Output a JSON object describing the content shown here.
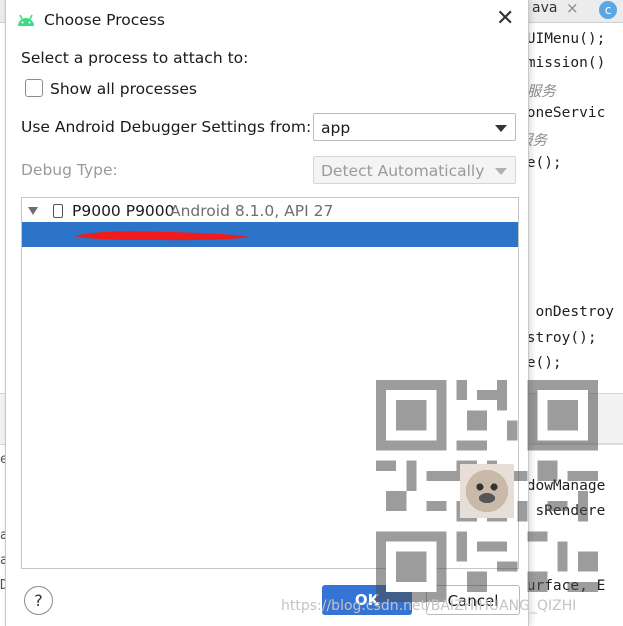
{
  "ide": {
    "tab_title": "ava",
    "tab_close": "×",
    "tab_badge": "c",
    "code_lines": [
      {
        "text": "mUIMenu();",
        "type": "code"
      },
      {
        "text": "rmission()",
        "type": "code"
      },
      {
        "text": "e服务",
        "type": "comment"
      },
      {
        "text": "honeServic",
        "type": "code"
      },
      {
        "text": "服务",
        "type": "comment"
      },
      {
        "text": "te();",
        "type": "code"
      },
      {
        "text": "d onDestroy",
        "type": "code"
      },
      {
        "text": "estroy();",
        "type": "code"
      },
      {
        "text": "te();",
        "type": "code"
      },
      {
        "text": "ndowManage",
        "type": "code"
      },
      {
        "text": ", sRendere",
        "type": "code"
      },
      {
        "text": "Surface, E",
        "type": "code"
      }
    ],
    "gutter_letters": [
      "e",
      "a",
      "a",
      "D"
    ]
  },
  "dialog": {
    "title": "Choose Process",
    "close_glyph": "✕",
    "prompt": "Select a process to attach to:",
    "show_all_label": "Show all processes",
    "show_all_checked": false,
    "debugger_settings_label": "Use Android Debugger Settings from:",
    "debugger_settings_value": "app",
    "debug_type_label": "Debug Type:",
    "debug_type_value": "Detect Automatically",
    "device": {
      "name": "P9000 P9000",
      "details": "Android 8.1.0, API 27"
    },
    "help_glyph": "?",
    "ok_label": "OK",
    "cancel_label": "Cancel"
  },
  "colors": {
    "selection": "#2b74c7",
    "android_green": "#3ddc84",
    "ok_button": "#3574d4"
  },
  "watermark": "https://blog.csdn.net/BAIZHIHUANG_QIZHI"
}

Set exercise — Write the entries above out again exactly, but not the pictures.

Answer to this problem —
Output a JSON object describing the content shown here.
{
  "ide": {
    "tab_title": "ava",
    "tab_close": "×",
    "tab_badge": "c",
    "code_lines": [
      {
        "text": "mUIMenu();",
        "type": "code"
      },
      {
        "text": "rmission()",
        "type": "code"
      },
      {
        "text": "e服务",
        "type": "comment"
      },
      {
        "text": "honeServic",
        "type": "code"
      },
      {
        "text": "服务",
        "type": "comment"
      },
      {
        "text": "te();",
        "type": "code"
      },
      {
        "text": "d onDestroy",
        "type": "code"
      },
      {
        "text": "estroy();",
        "type": "code"
      },
      {
        "text": "te();",
        "type": "code"
      },
      {
        "text": "ndowManage",
        "type": "code"
      },
      {
        "text": ", sRendere",
        "type": "code"
      },
      {
        "text": "Surface, E",
        "type": "code"
      }
    ],
    "gutter_letters": [
      "e",
      "a",
      "a",
      "D"
    ]
  },
  "dialog": {
    "title": "Choose Process",
    "close_glyph": "✕",
    "prompt": "Select a process to attach to:",
    "show_all_label": "Show all processes",
    "show_all_checked": false,
    "debugger_settings_label": "Use Android Debugger Settings from:",
    "debugger_settings_value": "app",
    "debug_type_label": "Debug Type:",
    "debug_type_value": "Detect Automatically",
    "device": {
      "name": "P9000 P9000",
      "details": "Android 8.1.0, API 27"
    },
    "help_glyph": "?",
    "ok_label": "OK",
    "cancel_label": "Cancel"
  },
  "colors": {
    "selection": "#2b74c7",
    "android_green": "#3ddc84",
    "ok_button": "#3574d4"
  },
  "watermark": "https://blog.csdn.net/BAIZHIHUANG_QIZHI"
}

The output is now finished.